#### What you will do
Here are some records; quote them exactly, leaving out the pictures.

#### Input material
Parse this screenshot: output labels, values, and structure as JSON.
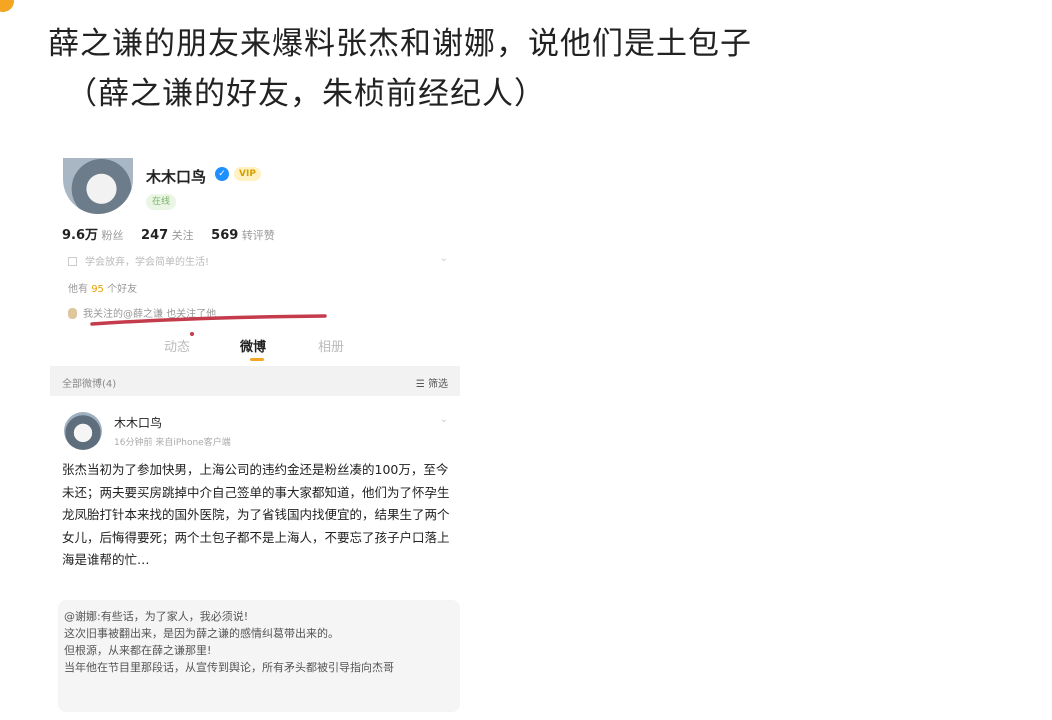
{
  "post": {
    "title_line1": "薛之谦的朋友来爆料张杰和谢娜，说他们是土包子",
    "title_line2": "（薛之谦的好友，朱桢前经纪人）"
  },
  "profile": {
    "name": "木木口鸟",
    "vip_label": "VIP",
    "online_label": "在线",
    "stats": [
      {
        "value": "9.6万",
        "label": "粉丝"
      },
      {
        "value": "247",
        "label": "关注"
      },
      {
        "value": "569",
        "label": "转评赞"
      }
    ],
    "bio": "学会放弃，学会简单的生活!",
    "friends_prefix": "他有",
    "friends_count": "95",
    "friends_suffix": "个好友",
    "mutual_follow": "我关注的@薛之谦 也关注了他"
  },
  "tabs": [
    {
      "label": "动态"
    },
    {
      "label": "微博"
    },
    {
      "label": "相册"
    }
  ],
  "feed": {
    "count_label": "全部微博(4)",
    "filter_label": "筛选"
  },
  "weibo_post": {
    "author": "木木口鸟",
    "meta": "16分钟前 来自iPhone客户端",
    "body": "张杰当初为了参加快男，上海公司的违约金还是粉丝凑的100万，至今未还；两夫要买房跳掉中介自己签单的事大家都知道，他们为了怀孕生龙凤胎打针本来找的国外医院，为了省钱国内找便宜的，结果生了两个女儿，后悔得要死；两个土包子都不是上海人，不要忘了孩子户口落上海是谁帮的忙…",
    "quote_lines": [
      "@谢娜:有些话，为了家人，我必须说!",
      "这次旧事被翻出来，是因为薛之谦的感情纠葛带出来的。",
      "但根源，从来都在薛之谦那里!",
      "当年他在节目里那段话，从宣传到舆论，所有矛头都被引导指向杰哥"
    ]
  },
  "colors": {
    "accent": "#f6a623",
    "verify": "#1e90ff",
    "annotation": "#c43b4c"
  }
}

#### Solution below
Parse this screenshot: output labels, values, and structure as JSON.
{
  "post": {
    "title_line1": "薛之谦的朋友来爆料张杰和谢娜，说他们是土包子",
    "title_line2": "（薛之谦的好友，朱桢前经纪人）"
  },
  "profile": {
    "name": "木木口鸟",
    "vip_label": "VIP",
    "online_label": "在线",
    "stats": [
      {
        "value": "9.6万",
        "label": "粉丝"
      },
      {
        "value": "247",
        "label": "关注"
      },
      {
        "value": "569",
        "label": "转评赞"
      }
    ],
    "bio": "学会放弃，学会简单的生活!",
    "friends_prefix": "他有",
    "friends_count": "95",
    "friends_suffix": "个好友",
    "mutual_follow": "我关注的@薛之谦 也关注了他"
  },
  "tabs": [
    {
      "label": "动态"
    },
    {
      "label": "微博"
    },
    {
      "label": "相册"
    }
  ],
  "feed": {
    "count_label": "全部微博(4)",
    "filter_label": "筛选"
  },
  "weibo_post": {
    "author": "木木口鸟",
    "meta": "16分钟前 来自iPhone客户端",
    "body": "张杰当初为了参加快男，上海公司的违约金还是粉丝凑的100万，至今未还；两夫要买房跳掉中介自己签单的事大家都知道，他们为了怀孕生龙凤胎打针本来找的国外医院，为了省钱国内找便宜的，结果生了两个女儿，后悔得要死；两个土包子都不是上海人，不要忘了孩子户口落上海是谁帮的忙…",
    "quote_lines": [
      "@谢娜:有些话，为了家人，我必须说!",
      "这次旧事被翻出来，是因为薛之谦的感情纠葛带出来的。",
      "但根源，从来都在薛之谦那里!",
      "当年他在节目里那段话，从宣传到舆论，所有矛头都被引导指向杰哥"
    ]
  },
  "colors": {
    "accent": "#f6a623",
    "verify": "#1e90ff",
    "annotation": "#c43b4c"
  }
}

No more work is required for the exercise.